WORK TO COMPLETE. Starting with the line that contains "Extract the structured", return every line through the end of the listing below exactly as written. Omit the pictures.

[Entries from a visual dataset]
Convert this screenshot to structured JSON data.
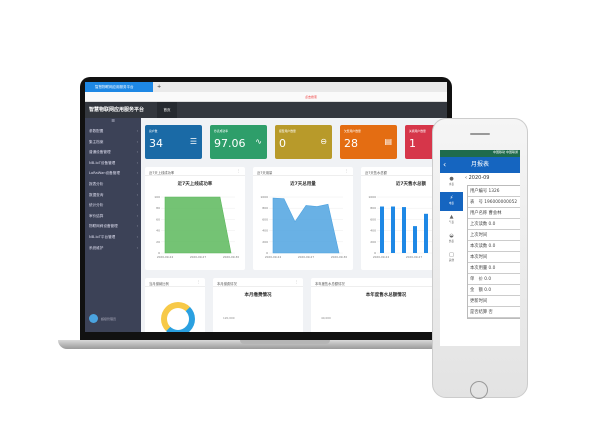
{
  "browser": {
    "tab_title": "智慧物联网应用服务平台",
    "tab_plus": "+",
    "search_hint": "点击搜索"
  },
  "header": {
    "brand": "智慧物联网应用服务平台",
    "home_tab": "首页"
  },
  "sidebar": {
    "toggle": "☰",
    "items": [
      {
        "label": "参数配置"
      },
      {
        "label": "集主档案"
      },
      {
        "label": "普通设备管理"
      },
      {
        "label": "NB-IoT设备管理"
      },
      {
        "label": "LoRaWan设备管理"
      },
      {
        "label": "报表分析"
      },
      {
        "label": "数据查询"
      },
      {
        "label": "统计分析"
      },
      {
        "label": "审价结算"
      },
      {
        "label": "物联网阀设备管理"
      },
      {
        "label": "NB-IoT平台管理"
      },
      {
        "label": "系统维护"
      }
    ],
    "user": "超级管理员"
  },
  "stat_cards": [
    {
      "label": "总户数",
      "value": "34",
      "icon": "list-icon",
      "color": "#1a6aa6"
    },
    {
      "label": "抄表成功率",
      "value": "97.06",
      "icon": "pulse-icon",
      "color": "#2e9e6a"
    },
    {
      "label": "报警用户数量",
      "value": "0",
      "icon": "minus-circle-icon",
      "color": "#b89a2a"
    },
    {
      "label": "欠费用户数量",
      "value": "28",
      "icon": "card-icon",
      "color": "#e46d12"
    },
    {
      "label": "关阀用户数量",
      "value": "1",
      "icon": "lock-icon",
      "color": "#d6364a"
    }
  ],
  "panels": [
    {
      "header": "近7天上线成功率",
      "title": "近7天上线成功率"
    },
    {
      "header": "近7天用量",
      "title": "近7天总用量"
    },
    {
      "header": "近7天售水总额",
      "title": "近7天售水总额"
    },
    {
      "header": "当月缴纳比例",
      "title": ""
    },
    {
      "header": "本月缴费情况",
      "title": "本月缴费情况"
    },
    {
      "header": "本年度售水总额情况",
      "title": "本年度售水总额情况"
    }
  ],
  "chart_data": [
    {
      "type": "area",
      "x": [
        "2020-09-24",
        "2020-09-25",
        "2020-09-26",
        "2020-09-27",
        "2020-09-28",
        "2020-09-29",
        "2020-09-30"
      ],
      "values": [
        100,
        100,
        100,
        100,
        100,
        100,
        0
      ],
      "ylim": [
        0,
        100
      ],
      "yticks": [
        0,
        20,
        40,
        60,
        80,
        100
      ],
      "xticks": [
        "2020-09-24",
        "2020-09-27",
        "2020-09-30"
      ],
      "color": "#5cb85c"
    },
    {
      "type": "area",
      "x": [
        "2020-09-24",
        "2020-09-25",
        "2020-09-26",
        "2020-09-27",
        "2020-09-28",
        "2020-09-29",
        "2020-09-30"
      ],
      "values": [
        980,
        970,
        560,
        850,
        830,
        870,
        0
      ],
      "ylim": [
        0,
        1000
      ],
      "yticks": [
        0,
        200,
        400,
        600,
        800,
        1000
      ],
      "xticks": [
        "2020-09-24",
        "2020-09-27",
        "2020-09-30"
      ],
      "color": "#4fa3e0"
    },
    {
      "type": "bar",
      "x": [
        "2020-09-24",
        "2020-09-25",
        "2020-09-26",
        "2020-09-27",
        "2020-09-28",
        "2020-09-29",
        "2020-09-30"
      ],
      "values": [
        830,
        830,
        820,
        480,
        700,
        820,
        840
      ],
      "ylim": [
        0,
        1000
      ],
      "yticks": [
        0,
        200,
        400,
        600,
        800,
        1000
      ],
      "xticks": [
        "2020-09-24",
        "2020-09-27"
      ],
      "color": "#1e88e5"
    }
  ],
  "partial_axis": {
    "monthly_top": "120,000",
    "yearly_top": "40,000"
  },
  "phone": {
    "status": "中国移动 中国联通",
    "title": "月报表",
    "date": "2020-09",
    "nav": [
      {
        "label": "水表",
        "icon": "water-icon"
      },
      {
        "label": "电表",
        "icon": "electric-icon"
      },
      {
        "label": "气表",
        "icon": "gas-icon"
      },
      {
        "label": "热表",
        "icon": "heat-icon"
      },
      {
        "label": "其他",
        "icon": "other-icon"
      }
    ],
    "rows": [
      {
        "text": "用户编号 1326"
      },
      {
        "text": "表　号 196000000052"
      },
      {
        "text": "用户名称 曹会林"
      },
      {
        "text": "上次读数 0.0"
      },
      {
        "text": "上次时间"
      },
      {
        "text": "本次读数 0.0"
      },
      {
        "text": "本次时间"
      },
      {
        "text": "本次用量 0.0"
      },
      {
        "text": "单　价 0.0"
      },
      {
        "text": "金　额 0.0"
      },
      {
        "text": "更新时间"
      },
      {
        "text": "是否结算 否"
      }
    ]
  }
}
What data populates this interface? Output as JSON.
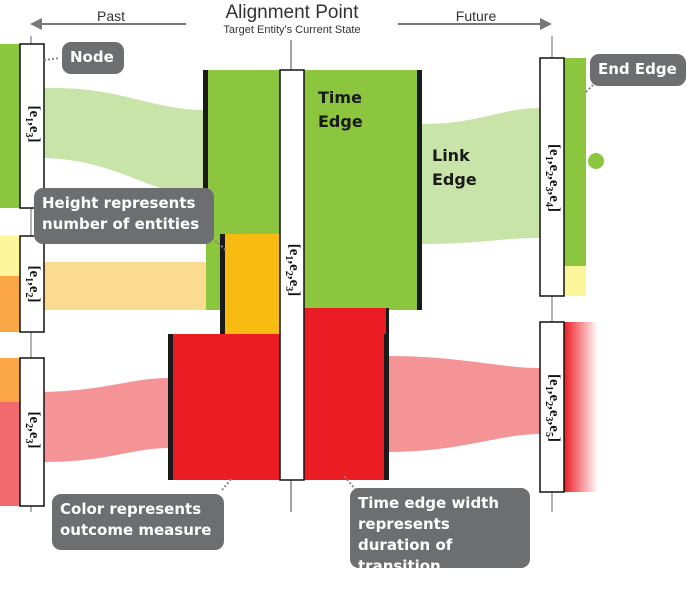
{
  "header": {
    "past_label": "Past",
    "future_label": "Future",
    "alignment_title": "Alignment Point",
    "alignment_subtitle": "Target Entity's Current State"
  },
  "callouts": {
    "node": "Node",
    "end_edge": "End Edge",
    "height": "Height represents number of entities",
    "color": "Color represents outcome measure",
    "time_width": "Time edge width represents duration of transition"
  },
  "edge_labels": {
    "time_edge": "Time Edge",
    "link_edge": "Link Edge"
  },
  "nodes": {
    "past_1": "[e1,e3]",
    "past_2": "[e1,e2]",
    "past_3": "[e2,e3]",
    "center": "[e1,e2,e3]",
    "future_1": "[e1,e2,e3,e4]",
    "future_2": "[e1,e2,e3,e5]"
  },
  "colors": {
    "green": "#8cc63f",
    "green_light": "#c9e4a8",
    "orange": "#f9bb12",
    "orange_light": "#fadb8f",
    "red": "#ec1c24",
    "red_light": "#f49497",
    "yellow_light": "#fdf59a",
    "callout_gray": "#6d6e70"
  }
}
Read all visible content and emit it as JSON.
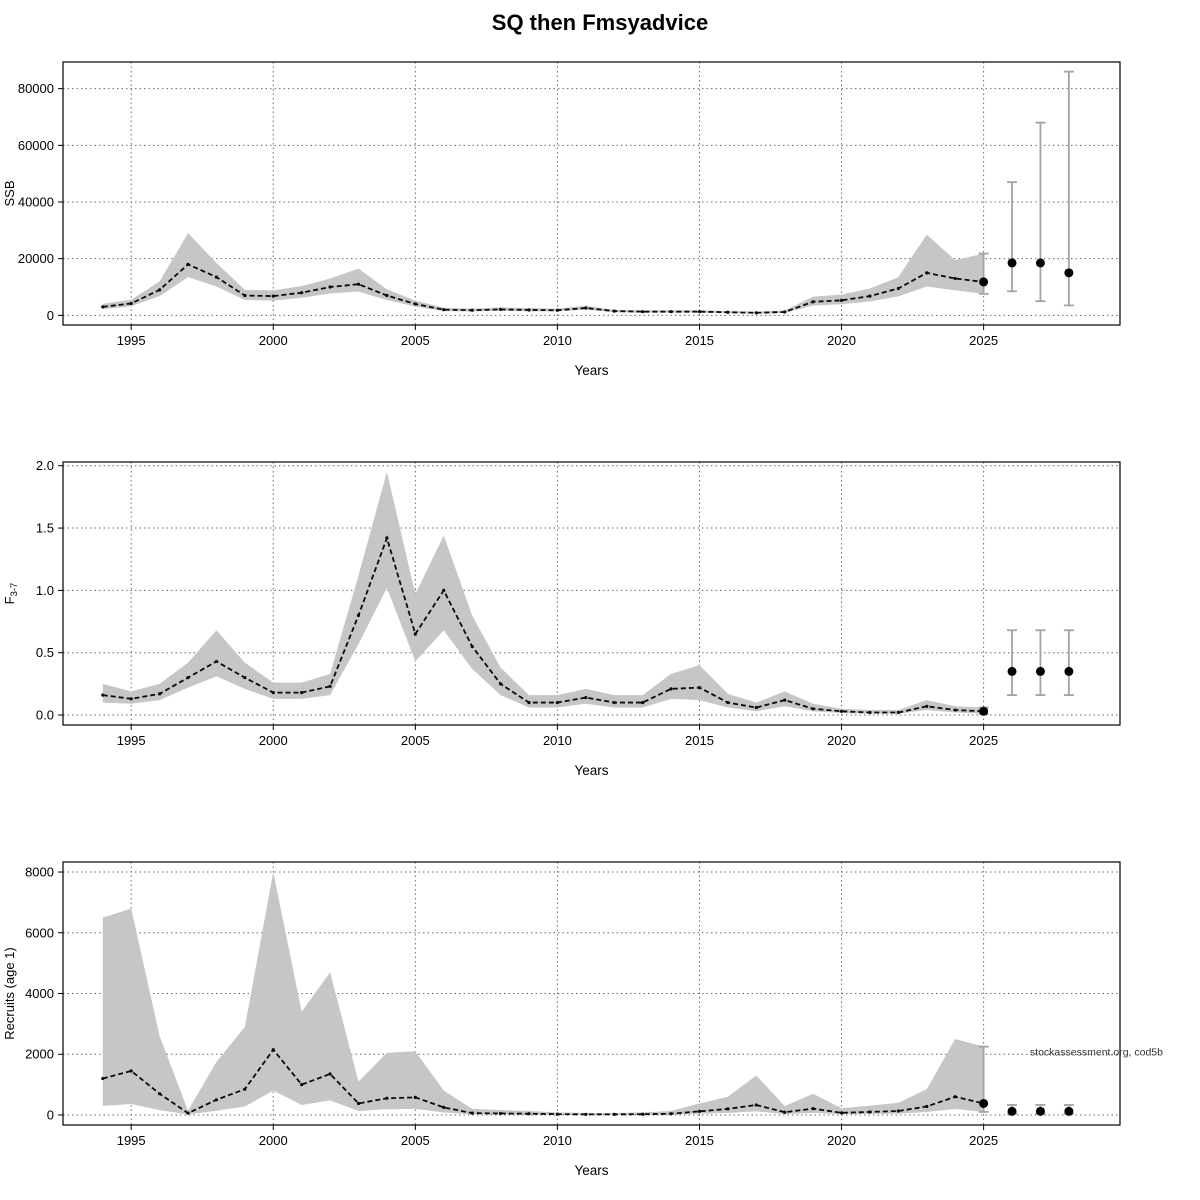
{
  "title": "SQ then Fmsyadvice",
  "annotation": "stockassessment.org, cod5b",
  "colors": {
    "band": "#c6c6c6",
    "line": "#0a0a0a",
    "grid": "#6b6b6b",
    "forecast_bar": "#a3a3a3",
    "dot": "#000000",
    "axis": "#000000",
    "annotation_text": "#333333"
  },
  "chart_data": [
    {
      "type": "line",
      "name": "ssb",
      "title": "",
      "xlabel": "Years",
      "ylabel": "SSB",
      "ylabel_sub": "",
      "legend": "none",
      "grid": true,
      "xlim": [
        1992.6,
        2029.8
      ],
      "ylim": [
        -3400,
        89400
      ],
      "x_ticks": [
        1995,
        2000,
        2005,
        2010,
        2015,
        2020,
        2025
      ],
      "x_tick_labels": [
        "1995",
        "2000",
        "2005",
        "2010",
        "2015",
        "2020",
        "2025"
      ],
      "y_ticks": [
        0,
        20000,
        40000,
        60000,
        80000
      ],
      "y_tick_labels": [
        "0",
        "20000",
        "40000",
        "60000",
        "80000"
      ],
      "years": [
        1994,
        1995,
        1996,
        1997,
        1998,
        1999,
        2000,
        2001,
        2002,
        2003,
        2004,
        2005,
        2006,
        2007,
        2008,
        2009,
        2010,
        2011,
        2012,
        2013,
        2014,
        2015,
        2016,
        2017,
        2018,
        2019,
        2020,
        2021,
        2022,
        2023,
        2024,
        2025
      ],
      "est": [
        3000,
        4200,
        9000,
        18000,
        13500,
        7000,
        6800,
        8000,
        10000,
        11000,
        7000,
        4000,
        2000,
        1800,
        2100,
        1900,
        1800,
        2600,
        1500,
        1300,
        1300,
        1300,
        1100,
        900,
        1200,
        4800,
        5300,
        6800,
        9500,
        15000,
        13000,
        11800
      ],
      "lo": [
        2200,
        3200,
        6800,
        13500,
        10200,
        5400,
        5200,
        6200,
        7700,
        8400,
        5400,
        3100,
        1500,
        1400,
        1600,
        1400,
        1400,
        2000,
        1100,
        1000,
        1000,
        1000,
        800,
        650,
        850,
        3500,
        3900,
        4900,
        6700,
        10200,
        8800,
        7600
      ],
      "hi": [
        4100,
        5500,
        12000,
        29000,
        18500,
        9000,
        8800,
        10300,
        13000,
        16500,
        9200,
        5200,
        2700,
        2400,
        2800,
        2600,
        2400,
        3400,
        2000,
        1800,
        1800,
        1800,
        1500,
        1300,
        1700,
        6600,
        7300,
        9500,
        13500,
        28500,
        19500,
        21800
      ],
      "forecast": {
        "years": [
          2026,
          2027,
          2028
        ],
        "est": [
          18500,
          18500,
          15000
        ],
        "lo": [
          8500,
          5000,
          3500
        ],
        "hi": [
          47000,
          68000,
          86000
        ]
      }
    },
    {
      "type": "line",
      "name": "fbar",
      "title": "",
      "xlabel": "Years",
      "ylabel": "F",
      "ylabel_sub": "3-7",
      "legend": "none",
      "grid": true,
      "xlim": [
        1992.6,
        2029.8
      ],
      "ylim": [
        -0.08,
        2.03
      ],
      "x_ticks": [
        1995,
        2000,
        2005,
        2010,
        2015,
        2020,
        2025
      ],
      "x_tick_labels": [
        "1995",
        "2000",
        "2005",
        "2010",
        "2015",
        "2020",
        "2025"
      ],
      "y_ticks": [
        0,
        0.5,
        1.0,
        1.5,
        2.0
      ],
      "y_tick_labels": [
        "0.0",
        "0.5",
        "1.0",
        "1.5",
        "2.0"
      ],
      "years": [
        1994,
        1995,
        1996,
        1997,
        1998,
        1999,
        2000,
        2001,
        2002,
        2003,
        2004,
        2005,
        2006,
        2007,
        2008,
        2009,
        2010,
        2011,
        2012,
        2013,
        2014,
        2015,
        2016,
        2017,
        2018,
        2019,
        2020,
        2021,
        2022,
        2023,
        2024,
        2025
      ],
      "est": [
        0.16,
        0.13,
        0.17,
        0.3,
        0.43,
        0.3,
        0.18,
        0.18,
        0.23,
        0.8,
        1.42,
        0.65,
        1.0,
        0.55,
        0.25,
        0.1,
        0.1,
        0.14,
        0.1,
        0.1,
        0.21,
        0.22,
        0.1,
        0.06,
        0.12,
        0.05,
        0.03,
        0.02,
        0.02,
        0.07,
        0.04,
        0.03
      ],
      "lo": [
        0.1,
        0.09,
        0.12,
        0.22,
        0.31,
        0.21,
        0.13,
        0.13,
        0.16,
        0.57,
        1.02,
        0.43,
        0.68,
        0.37,
        0.16,
        0.06,
        0.06,
        0.09,
        0.06,
        0.06,
        0.13,
        0.12,
        0.06,
        0.03,
        0.07,
        0.03,
        0.015,
        0.01,
        0.01,
        0.04,
        0.02,
        0.01
      ],
      "hi": [
        0.25,
        0.19,
        0.25,
        0.42,
        0.68,
        0.42,
        0.26,
        0.26,
        0.33,
        1.12,
        1.95,
        0.97,
        1.44,
        0.8,
        0.38,
        0.16,
        0.16,
        0.21,
        0.16,
        0.16,
        0.33,
        0.4,
        0.17,
        0.1,
        0.19,
        0.09,
        0.05,
        0.04,
        0.04,
        0.12,
        0.07,
        0.06
      ],
      "forecast": {
        "years": [
          2026,
          2027,
          2028
        ],
        "est": [
          0.35,
          0.35,
          0.35
        ],
        "lo": [
          0.16,
          0.16,
          0.16
        ],
        "hi": [
          0.68,
          0.68,
          0.68
        ]
      }
    },
    {
      "type": "line",
      "name": "recruits",
      "title": "",
      "xlabel": "Years",
      "ylabel": "Recruits (age 1)",
      "ylabel_sub": "",
      "legend": "none",
      "grid": true,
      "xlim": [
        1992.6,
        2029.8
      ],
      "ylim": [
        -330,
        8330
      ],
      "x_ticks": [
        1995,
        2000,
        2005,
        2010,
        2015,
        2020,
        2025
      ],
      "x_tick_labels": [
        "1995",
        "2000",
        "2005",
        "2010",
        "2015",
        "2020",
        "2025"
      ],
      "y_ticks": [
        0,
        2000,
        4000,
        6000,
        8000
      ],
      "y_tick_labels": [
        "0",
        "2000",
        "4000",
        "6000",
        "8000"
      ],
      "years": [
        1994,
        1995,
        1996,
        1997,
        1998,
        1999,
        2000,
        2001,
        2002,
        2003,
        2004,
        2005,
        2006,
        2007,
        2008,
        2009,
        2010,
        2011,
        2012,
        2013,
        2014,
        2015,
        2016,
        2017,
        2018,
        2019,
        2020,
        2021,
        2022,
        2023,
        2024,
        2025
      ],
      "est": [
        1200,
        1450,
        700,
        60,
        500,
        850,
        2150,
        1000,
        1350,
        380,
        550,
        580,
        250,
        60,
        50,
        40,
        25,
        20,
        20,
        25,
        40,
        120,
        200,
        330,
        90,
        210,
        70,
        100,
        130,
        280,
        600,
        380
      ],
      "lo": [
        300,
        360,
        160,
        15,
        140,
        280,
        800,
        330,
        480,
        130,
        190,
        200,
        80,
        20,
        15,
        12,
        8,
        6,
        6,
        8,
        12,
        40,
        70,
        120,
        30,
        70,
        25,
        35,
        45,
        100,
        200,
        100
      ],
      "hi": [
        6500,
        6800,
        2600,
        140,
        1750,
        2900,
        8000,
        3400,
        4700,
        1100,
        2050,
        2100,
        800,
        200,
        160,
        130,
        85,
        65,
        65,
        85,
        130,
        380,
        600,
        1300,
        290,
        700,
        220,
        310,
        400,
        850,
        2500,
        2250
      ],
      "forecast": {
        "years": [
          2026,
          2027,
          2028
        ],
        "est": [
          120,
          120,
          120
        ],
        "lo": [
          40,
          40,
          40
        ],
        "hi": [
          330,
          330,
          330
        ]
      },
      "annotation": {
        "value": 2050
      }
    }
  ]
}
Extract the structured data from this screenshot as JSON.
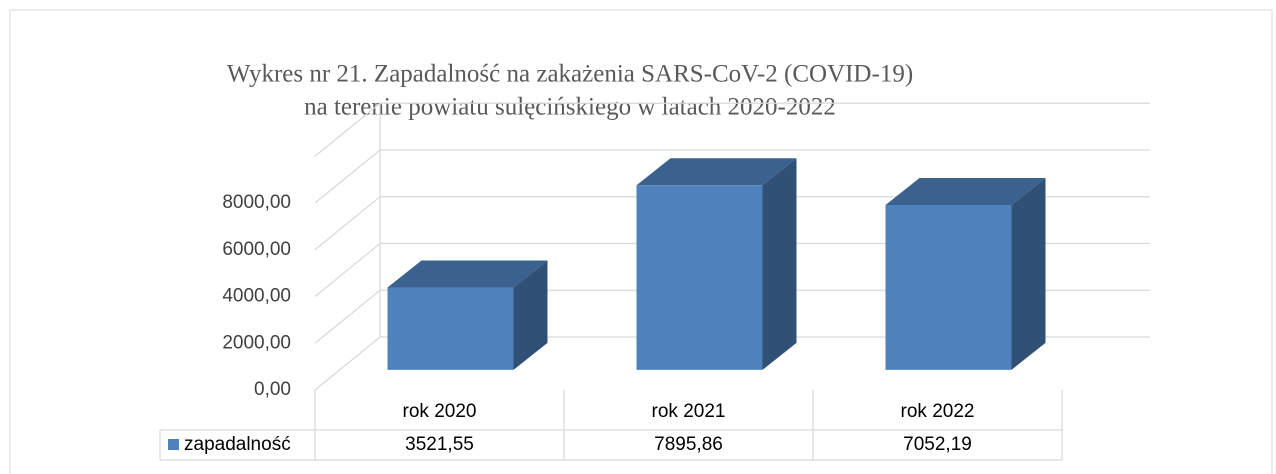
{
  "chart_data": {
    "type": "bar3d",
    "title": [
      "Wykres nr 21. Zapadalność na zakażenia SARS-CoV-2 (COVID-19)",
      "na terenie powiatu sulęcińskiego w latach 2020-2022"
    ],
    "categories": [
      "rok 2020",
      "rok 2021",
      "rok 2022"
    ],
    "series": [
      {
        "name": "zapadalność",
        "color": "#4f81bd",
        "values": [
          3521.55,
          7895.86,
          7052.19
        ],
        "value_labels": [
          "3521,55",
          "7895,86",
          "7052,19"
        ]
      }
    ],
    "ylim": [
      0,
      10000
    ],
    "yticks": [
      {
        "value": 0,
        "label": "0,00"
      },
      {
        "value": 2000,
        "label": "2000,00"
      },
      {
        "value": 4000,
        "label": "4000,00"
      },
      {
        "value": 6000,
        "label": "6000,00"
      },
      {
        "value": 8000,
        "label": "8000,00"
      }
    ],
    "grid": true,
    "data_table": true
  }
}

EXERCISE OUTPUT.
Extract the structured data from this screenshot as JSON.
{
  "chart_data": {
    "type": "bar3d",
    "title": [
      "Wykres nr 21. Zapadalność na zakażenia SARS-CoV-2 (COVID-19)",
      "na terenie powiatu sulęcińskiego w latach 2020-2022"
    ],
    "categories": [
      "rok 2020",
      "rok 2021",
      "rok 2022"
    ],
    "series": [
      {
        "name": "zapadalność",
        "color": "#4f81bd",
        "values": [
          3521.55,
          7895.86,
          7052.19
        ],
        "value_labels": [
          "3521,55",
          "7895,86",
          "7052,19"
        ]
      }
    ],
    "ylim": [
      0,
      10000
    ],
    "yticks": [
      {
        "value": 0,
        "label": "0,00"
      },
      {
        "value": 2000,
        "label": "2000,00"
      },
      {
        "value": 4000,
        "label": "4000,00"
      },
      {
        "value": 6000,
        "label": "6000,00"
      },
      {
        "value": 8000,
        "label": "8000,00"
      }
    ],
    "grid": true,
    "data_table": true
  }
}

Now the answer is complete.